[Stored records]
※ ※ ※

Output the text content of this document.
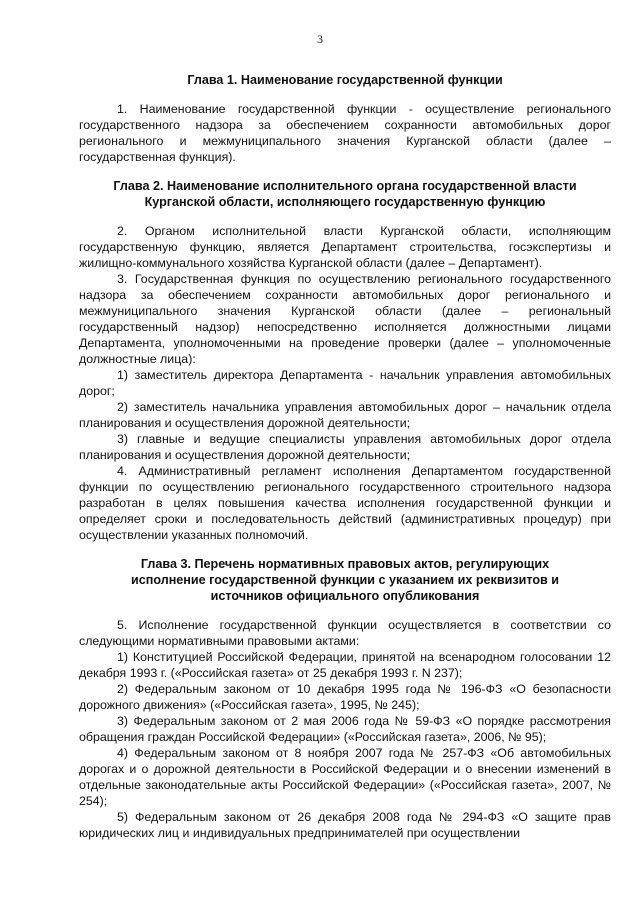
3
Глава 1. Наименование государственной функции

1. Наименование государственной функции - осуществление регионального государственного надзора за обеспечением сохранности автомобильных дорог регионального и межмуниципального значения Курганской области (далее – государственная функция).

Глава 2. Наименование исполнительного органа государственной власти
Курганской области, исполняющего государственную функцию

2. Органом исполнительной власти Курганской области, исполняющим государственную функцию, является Департамент строительства, госэкспертизы и жилищно-коммунального хозяйства Курганской области (далее – Департамент).

3. Государственная функция по осуществлению регионального государственного надзора за обеспечением сохранности автомобильных дорог регионального и межмуниципального значения Курганской области (далее – региональный государственный надзор) непосредственно исполняется должностными лицами Департамента, уполномоченными на проведение проверки (далее – уполномоченные должностные лица):

1) заместитель директора Департамента - начальник управления автомобильных дорог;

2) заместитель начальника управления автомобильных дорог – начальник отдела планирования и осуществления дорожной деятельности;

3) главные и ведущие специалисты управления автомобильных дорог отдела планирования и осуществления дорожной деятельности;

4. Административный регламент исполнения Департаментом государственной функции по осуществлению регионального государственного строительного надзора разработан в целях повышения качества исполнения государственной функции и определяет сроки и последовательность действий (административных процедур) при осуществлении указанных полномочий.

Глава 3. Перечень нормативных правовых актов, регулирующих
исполнение государственной функции с указанием их реквизитов и
источников официального опубликования

5. Исполнение государственной функции осуществляется в соответствии со следующими нормативными правовыми актами:

1) Конституцией Российской Федерации, принятой на всенародном голосовании 12 декабря 1993 г. («Российская газета» от 25 декабря 1993 г. N 237);

2) Федеральным законом от 10 декабря 1995 года № 196-ФЗ «О безопасности дорожного движения» («Российская газета», 1995, № 245);

3) Федеральным законом от 2 мая 2006 года № 59-ФЗ «О порядке рассмотрения обращения граждан Российской Федерации» («Российская газета», 2006, № 95);

4) Федеральным законом от 8 ноября 2007 года № 257-ФЗ «Об автомобильных дорогах и о дорожной деятельности в Российской Федерации и о внесении изменений в отдельные законодательные акты Российской Федерации» («Российская газета», 2007, № 254);

5) Федеральным законом от 26 декабря 2008 года № 294-ФЗ «О защите прав юридических лиц и индивидуальных предпринимателей при осуществлении
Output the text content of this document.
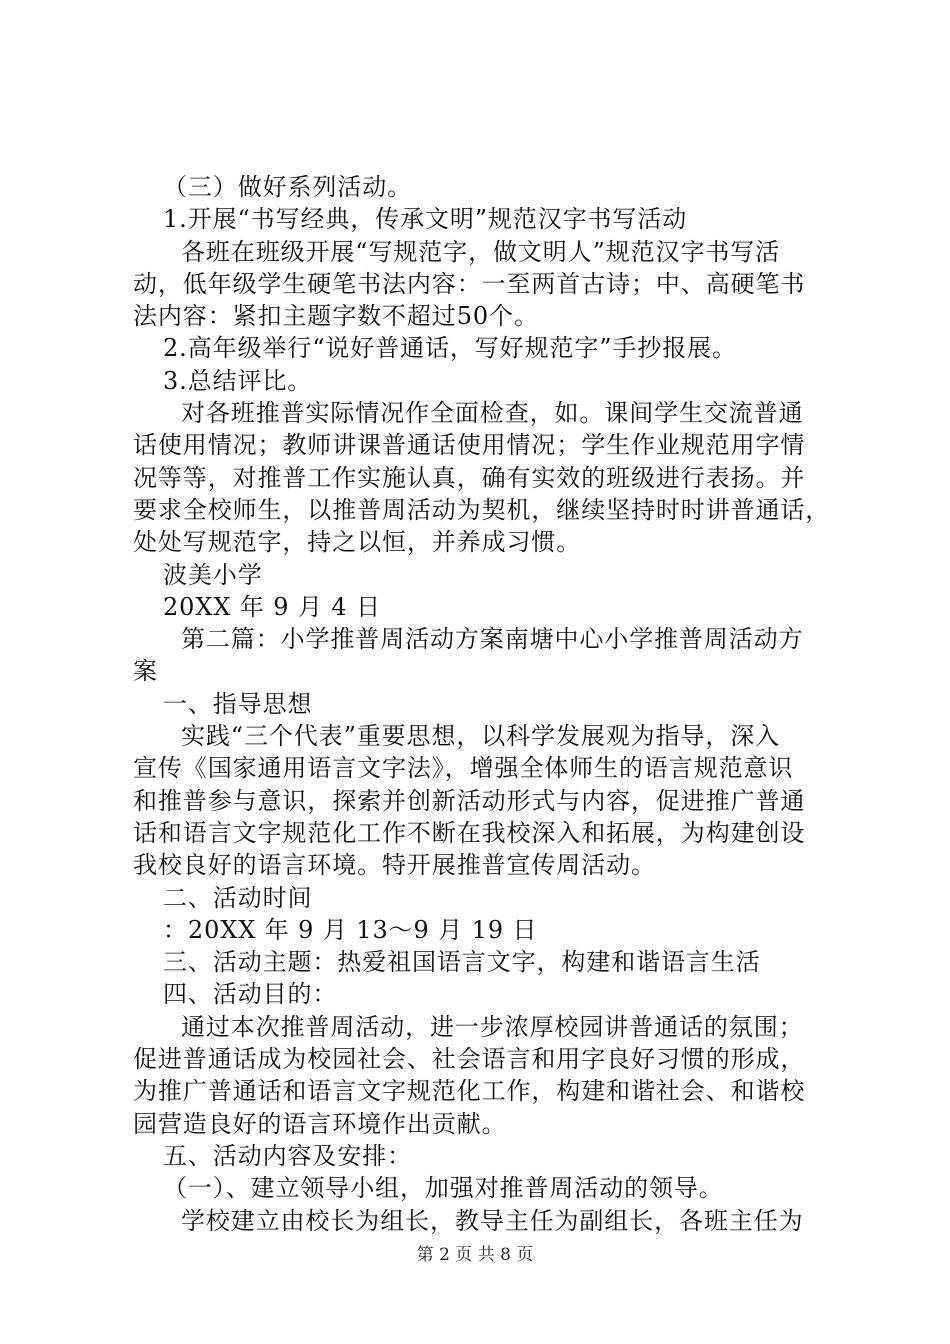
（三）做好系列活动。
1.开展“书写经典，传承文明”规范汉字书写活动
各班在班级开展“写规范字，做文明人”规范汉字书写活
动，低年级学生硬笔书法内容：一至两首古诗；中、高硬笔书
法内容：紧扣主题字数不超过50个。
2.高年级举行“说好普通话，写好规范字”手抄报展。
3.总结评比。
对各班推普实际情况作全面检查，如。课间学生交流普通
话使用情况；教师讲课普通话使用情况；学生作业规范用字情
况等等，对推普工作实施认真，确有实效的班级进行表扬。并
要求全校师生，以推普周活动为契机，继续坚持时时讲普通话，
处处写规范字，持之以恒，并养成习惯。
波美小学
20XX 年 9 月 4 日
第二篇：小学推普周活动方案南塘中心小学推普周活动方
案
一、指导思想
实践“三个代表”重要思想，以科学发展观为指导，深入
宣传《国家通用语言文字法》，增强全体师生的语言规范意识
和推普参与意识，探索并创新活动形式与内容，促进推广普通
话和语言文字规范化工作不断在我校深入和拓展，为构建创设
我校良好的语言环境。特开展推普宣传周活动。
二、活动时间
：20XX 年 9 月 13～9 月 19 日
三、活动主题：热爱祖国语言文字，构建和谐语言生活
四、活动目的：
通过本次推普周活动，进一步浓厚校园讲普通话的氛围；
促进普通话成为校园社会、社会语言和用字良好习惯的形成，
为推广普通话和语言文字规范化工作，构建和谐社会、和谐校
园营造良好的语言环境作出贡献。
五、活动内容及安排：
（一）、建立领导小组，加强对推普周活动的领导。
学校建立由校长为组长，教导主任为副组长，各班主任为
第 2 页 共 8 页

※ ※ ※

#### What needs to be done:
Quote the full listing above word for word; exclude every picture from the copy.

#### Written response:
Output the text content of this document.
3
Глава 1. Наименование государственной функции

1. Наименование государственной функции - осуществление регионального государственного надзора за обеспечением сохранности автомобильных дорог регионального и межмуниципального значения Курганской области (далее – государственная функция).

Глава 2. Наименование исполнительного органа государственной власти
Курганской области, исполняющего государственную функцию

2. Органом исполнительной власти Курганской области, исполняющим государственную функцию, является Департамент строительства, госэкспертизы и жилищно-коммунального хозяйства Курганской области (далее – Департамент).

3. Государственная функция по осуществлению регионального государственного надзора за обеспечением сохранности автомобильных дорог регионального и межмуниципального значения Курганской области (далее – региональный государственный надзор) непосредственно исполняется должностными лицами Департамента, уполномоченными на проведение проверки (далее – уполномоченные должностные лица):

1) заместитель директора Департамента - начальник управления автомобильных дорог;

2) заместитель начальника управления автомобильных дорог – начальник отдела планирования и осуществления дорожной деятельности;

3) главные и ведущие специалисты управления автомобильных дорог отдела планирования и осуществления дорожной деятельности;

4. Административный регламент исполнения Департаментом государственной функции по осуществлению регионального государственного строительного надзора разработан в целях повышения качества исполнения государственной функции и определяет сроки и последовательность действий (административных процедур) при осуществлении указанных полномочий.

Глава 3. Перечень нормативных правовых актов, регулирующих
исполнение государственной функции с указанием их реквизитов и
источников официального опубликования

5. Исполнение государственной функции осуществляется в соответствии со следующими нормативными правовыми актами:

1) Конституцией Российской Федерации, принятой на всенародном голосовании 12 декабря 1993 г. («Российская газета» от 25 декабря 1993 г. N 237);

2) Федеральным законом от 10 декабря 1995 года № 196-ФЗ «О безопасности дорожного движения» («Российская газета», 1995, № 245);

3) Федеральным законом от 2 мая 2006 года № 59-ФЗ «О порядке рассмотрения обращения граждан Российской Федерации» («Российская газета», 2006, № 95);

4) Федеральным законом от 8 ноября 2007 года № 257-ФЗ «Об автомобильных дорогах и о дорожной деятельности в Российской Федерации и о внесении изменений в отдельные законодательные акты Российской Федерации» («Российская газета», 2007, № 254);

5) Федеральным законом от 26 декабря 2008 года № 294-ФЗ «О защите прав юридических лиц и индивидуальных предпринимателей при осуществлении
Output the text content of this document.
（三）做好系列活动。
1.开展“书写经典，传承文明”规范汉字书写活动
各班在班级开展“写规范字，做文明人”规范汉字书写活
动，低年级学生硬笔书法内容：一至两首古诗；中、高硬笔书
法内容：紧扣主题字数不超过50个。
2.高年级举行“说好普通话，写好规范字”手抄报展。
3.总结评比。
对各班推普实际情况作全面检查，如。课间学生交流普通
话使用情况；教师讲课普通话使用情况；学生作业规范用字情
况等等，对推普工作实施认真，确有实效的班级进行表扬。并
要求全校师生，以推普周活动为契机，继续坚持时时讲普通话，
处处写规范字，持之以恒，并养成习惯。
波美小学
20XX 年 9 月 4 日
第二篇：小学推普周活动方案南塘中心小学推普周活动方
案
一、指导思想
实践“三个代表”重要思想，以科学发展观为指导，深入
宣传《国家通用语言文字法》，增强全体师生的语言规范意识
和推普参与意识，探索并创新活动形式与内容，促进推广普通
话和语言文字规范化工作不断在我校深入和拓展，为构建创设
我校良好的语言环境。特开展推普宣传周活动。
二、活动时间
：20XX 年 9 月 13～9 月 19 日
三、活动主题：热爱祖国语言文字，构建和谐语言生活
四、活动目的：
通过本次推普周活动，进一步浓厚校园讲普通话的氛围；
促进普通话成为校园社会、社会语言和用字良好习惯的形成，
为推广普通话和语言文字规范化工作，构建和谐社会、和谐校
园营造良好的语言环境作出贡献。
五、活动内容及安排：
（一）、建立领导小组，加强对推普周活动的领导。
学校建立由校长为组长，教导主任为副组长，各班主任为
第 2 页 共 8 页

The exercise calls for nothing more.